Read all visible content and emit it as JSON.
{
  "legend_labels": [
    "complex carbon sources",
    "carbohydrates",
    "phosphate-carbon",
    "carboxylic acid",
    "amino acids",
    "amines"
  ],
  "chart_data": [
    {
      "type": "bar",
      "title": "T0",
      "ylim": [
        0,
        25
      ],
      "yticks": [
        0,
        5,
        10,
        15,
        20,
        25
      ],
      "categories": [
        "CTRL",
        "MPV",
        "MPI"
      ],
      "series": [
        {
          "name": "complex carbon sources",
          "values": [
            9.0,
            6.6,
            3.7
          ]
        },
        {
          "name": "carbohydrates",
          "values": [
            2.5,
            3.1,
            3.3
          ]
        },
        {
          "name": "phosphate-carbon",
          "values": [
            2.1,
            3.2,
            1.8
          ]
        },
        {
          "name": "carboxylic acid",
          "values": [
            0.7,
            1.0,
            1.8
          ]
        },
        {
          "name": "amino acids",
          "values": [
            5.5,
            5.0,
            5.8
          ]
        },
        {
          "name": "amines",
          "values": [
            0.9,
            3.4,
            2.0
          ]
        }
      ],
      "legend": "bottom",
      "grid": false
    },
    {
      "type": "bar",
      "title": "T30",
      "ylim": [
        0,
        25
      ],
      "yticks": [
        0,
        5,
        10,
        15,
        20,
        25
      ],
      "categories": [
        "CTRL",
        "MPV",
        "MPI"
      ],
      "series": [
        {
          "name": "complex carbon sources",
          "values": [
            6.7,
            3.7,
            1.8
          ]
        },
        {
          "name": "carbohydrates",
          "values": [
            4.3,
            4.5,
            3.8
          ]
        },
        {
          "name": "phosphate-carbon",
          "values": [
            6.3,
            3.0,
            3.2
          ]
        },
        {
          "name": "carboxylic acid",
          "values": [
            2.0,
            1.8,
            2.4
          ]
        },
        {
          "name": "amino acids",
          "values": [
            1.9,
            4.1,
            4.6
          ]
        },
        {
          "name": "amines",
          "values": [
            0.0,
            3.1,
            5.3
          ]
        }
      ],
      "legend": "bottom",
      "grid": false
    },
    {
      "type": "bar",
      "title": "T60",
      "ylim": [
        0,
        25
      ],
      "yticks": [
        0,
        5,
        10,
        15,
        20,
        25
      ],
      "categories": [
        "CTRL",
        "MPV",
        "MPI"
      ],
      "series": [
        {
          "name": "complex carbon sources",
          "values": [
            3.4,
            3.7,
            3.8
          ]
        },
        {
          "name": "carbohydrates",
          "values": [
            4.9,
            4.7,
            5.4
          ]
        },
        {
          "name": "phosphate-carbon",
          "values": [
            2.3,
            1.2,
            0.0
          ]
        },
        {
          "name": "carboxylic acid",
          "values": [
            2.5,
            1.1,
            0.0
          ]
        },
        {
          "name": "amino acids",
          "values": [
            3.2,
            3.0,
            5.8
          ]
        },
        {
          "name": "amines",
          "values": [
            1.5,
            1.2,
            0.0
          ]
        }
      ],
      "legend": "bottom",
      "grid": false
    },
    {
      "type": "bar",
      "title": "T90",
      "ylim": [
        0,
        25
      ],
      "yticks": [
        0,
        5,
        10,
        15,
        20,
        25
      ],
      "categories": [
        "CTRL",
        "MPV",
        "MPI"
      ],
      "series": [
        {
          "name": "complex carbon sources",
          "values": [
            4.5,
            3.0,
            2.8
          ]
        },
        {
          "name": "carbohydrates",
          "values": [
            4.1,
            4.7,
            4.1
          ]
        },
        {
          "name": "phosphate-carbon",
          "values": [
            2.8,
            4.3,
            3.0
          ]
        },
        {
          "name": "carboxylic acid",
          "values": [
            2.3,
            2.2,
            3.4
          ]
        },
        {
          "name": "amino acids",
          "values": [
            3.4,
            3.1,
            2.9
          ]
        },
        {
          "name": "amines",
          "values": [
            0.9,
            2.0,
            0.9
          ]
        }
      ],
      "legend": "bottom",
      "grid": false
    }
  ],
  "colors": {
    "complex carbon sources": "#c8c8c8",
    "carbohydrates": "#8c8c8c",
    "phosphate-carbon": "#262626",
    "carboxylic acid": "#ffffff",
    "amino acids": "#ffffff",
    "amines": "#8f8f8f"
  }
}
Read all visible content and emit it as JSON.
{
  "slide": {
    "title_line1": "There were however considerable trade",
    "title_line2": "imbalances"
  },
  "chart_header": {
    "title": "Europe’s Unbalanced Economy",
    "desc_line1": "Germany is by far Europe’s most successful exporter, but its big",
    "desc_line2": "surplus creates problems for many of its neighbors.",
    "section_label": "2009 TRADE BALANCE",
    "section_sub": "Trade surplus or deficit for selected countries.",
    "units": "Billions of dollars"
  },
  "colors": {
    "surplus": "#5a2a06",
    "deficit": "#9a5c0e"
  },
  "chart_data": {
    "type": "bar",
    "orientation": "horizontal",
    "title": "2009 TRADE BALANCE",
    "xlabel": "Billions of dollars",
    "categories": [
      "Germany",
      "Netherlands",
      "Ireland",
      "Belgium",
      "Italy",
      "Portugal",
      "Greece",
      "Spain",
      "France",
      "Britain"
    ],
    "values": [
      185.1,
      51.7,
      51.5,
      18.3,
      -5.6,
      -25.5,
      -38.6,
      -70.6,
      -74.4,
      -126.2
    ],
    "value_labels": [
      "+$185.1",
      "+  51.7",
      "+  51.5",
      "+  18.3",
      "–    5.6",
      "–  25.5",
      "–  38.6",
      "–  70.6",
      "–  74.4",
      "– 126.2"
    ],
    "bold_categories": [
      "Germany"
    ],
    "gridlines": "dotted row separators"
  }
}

**PROBLEM TO SOLVE**
Which lines of the data include "Germany"? Copy each of them.

**SOLUTION BELOW**
    "desc_line1": "Germany is by far Europe’s most successful exporter, but its big",
      "Germany",
      "Germany"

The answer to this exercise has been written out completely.